Task to complete: Lines containing the word "SRMTID" should be extracted in full.

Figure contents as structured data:
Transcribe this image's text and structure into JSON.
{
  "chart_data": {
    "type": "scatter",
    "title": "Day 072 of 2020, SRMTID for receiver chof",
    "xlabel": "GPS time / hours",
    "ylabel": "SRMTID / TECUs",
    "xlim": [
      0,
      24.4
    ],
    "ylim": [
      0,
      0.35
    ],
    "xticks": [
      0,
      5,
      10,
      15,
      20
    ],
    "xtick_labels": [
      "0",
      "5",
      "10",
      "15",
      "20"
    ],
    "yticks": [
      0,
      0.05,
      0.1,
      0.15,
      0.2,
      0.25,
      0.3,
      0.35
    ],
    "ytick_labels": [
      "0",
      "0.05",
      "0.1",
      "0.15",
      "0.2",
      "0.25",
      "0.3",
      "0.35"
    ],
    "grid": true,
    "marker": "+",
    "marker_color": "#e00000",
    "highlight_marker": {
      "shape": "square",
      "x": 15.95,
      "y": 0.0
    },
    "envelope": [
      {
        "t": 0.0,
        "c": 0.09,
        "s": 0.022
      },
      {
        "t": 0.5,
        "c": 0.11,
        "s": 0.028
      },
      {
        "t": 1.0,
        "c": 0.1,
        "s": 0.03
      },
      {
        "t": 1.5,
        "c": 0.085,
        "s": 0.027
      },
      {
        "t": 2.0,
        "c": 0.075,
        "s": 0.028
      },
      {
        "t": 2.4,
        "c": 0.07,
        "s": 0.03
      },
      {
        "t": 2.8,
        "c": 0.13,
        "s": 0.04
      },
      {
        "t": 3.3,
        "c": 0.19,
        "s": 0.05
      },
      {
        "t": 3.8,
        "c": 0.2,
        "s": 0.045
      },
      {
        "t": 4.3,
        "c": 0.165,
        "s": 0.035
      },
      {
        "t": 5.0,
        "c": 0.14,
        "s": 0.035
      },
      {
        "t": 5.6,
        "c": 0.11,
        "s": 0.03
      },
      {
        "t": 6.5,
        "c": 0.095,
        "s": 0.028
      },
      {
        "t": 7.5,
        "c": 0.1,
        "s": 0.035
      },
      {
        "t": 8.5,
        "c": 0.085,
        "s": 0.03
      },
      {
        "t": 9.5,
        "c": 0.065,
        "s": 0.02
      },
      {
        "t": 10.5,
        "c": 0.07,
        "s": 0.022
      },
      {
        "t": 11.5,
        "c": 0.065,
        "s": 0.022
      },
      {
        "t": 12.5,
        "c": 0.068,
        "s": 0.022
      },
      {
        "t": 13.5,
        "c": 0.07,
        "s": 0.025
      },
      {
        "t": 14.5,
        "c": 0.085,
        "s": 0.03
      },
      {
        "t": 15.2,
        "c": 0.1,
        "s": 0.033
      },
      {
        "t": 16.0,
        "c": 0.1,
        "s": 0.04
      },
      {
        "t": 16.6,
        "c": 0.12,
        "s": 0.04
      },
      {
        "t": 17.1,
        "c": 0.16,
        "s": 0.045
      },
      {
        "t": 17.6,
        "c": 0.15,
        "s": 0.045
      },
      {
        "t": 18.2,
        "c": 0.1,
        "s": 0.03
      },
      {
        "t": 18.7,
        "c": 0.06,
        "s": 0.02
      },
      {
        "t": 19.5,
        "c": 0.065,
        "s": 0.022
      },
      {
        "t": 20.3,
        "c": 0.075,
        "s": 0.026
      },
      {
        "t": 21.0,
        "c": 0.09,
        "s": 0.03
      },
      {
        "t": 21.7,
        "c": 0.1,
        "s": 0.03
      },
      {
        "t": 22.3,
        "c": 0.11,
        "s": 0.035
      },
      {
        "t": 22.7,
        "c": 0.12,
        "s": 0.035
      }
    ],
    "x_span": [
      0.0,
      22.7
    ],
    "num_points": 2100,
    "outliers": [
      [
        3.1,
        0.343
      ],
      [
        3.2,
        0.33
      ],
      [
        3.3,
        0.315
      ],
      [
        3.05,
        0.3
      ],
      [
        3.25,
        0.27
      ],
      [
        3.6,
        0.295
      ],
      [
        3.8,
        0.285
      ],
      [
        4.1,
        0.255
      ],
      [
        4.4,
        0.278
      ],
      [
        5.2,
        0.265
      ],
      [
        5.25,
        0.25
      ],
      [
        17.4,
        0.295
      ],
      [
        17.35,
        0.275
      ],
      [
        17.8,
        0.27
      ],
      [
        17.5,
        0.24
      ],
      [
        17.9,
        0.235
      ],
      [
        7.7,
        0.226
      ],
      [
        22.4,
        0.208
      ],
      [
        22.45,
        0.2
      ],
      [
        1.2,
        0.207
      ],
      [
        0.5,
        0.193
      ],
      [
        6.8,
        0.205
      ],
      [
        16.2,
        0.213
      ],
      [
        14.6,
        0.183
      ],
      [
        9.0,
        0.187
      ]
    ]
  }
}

Written reply:
    "title": "Day 072 of 2020, SRMTID for receiver chof",
    "ylabel": "SRMTID / TECUs",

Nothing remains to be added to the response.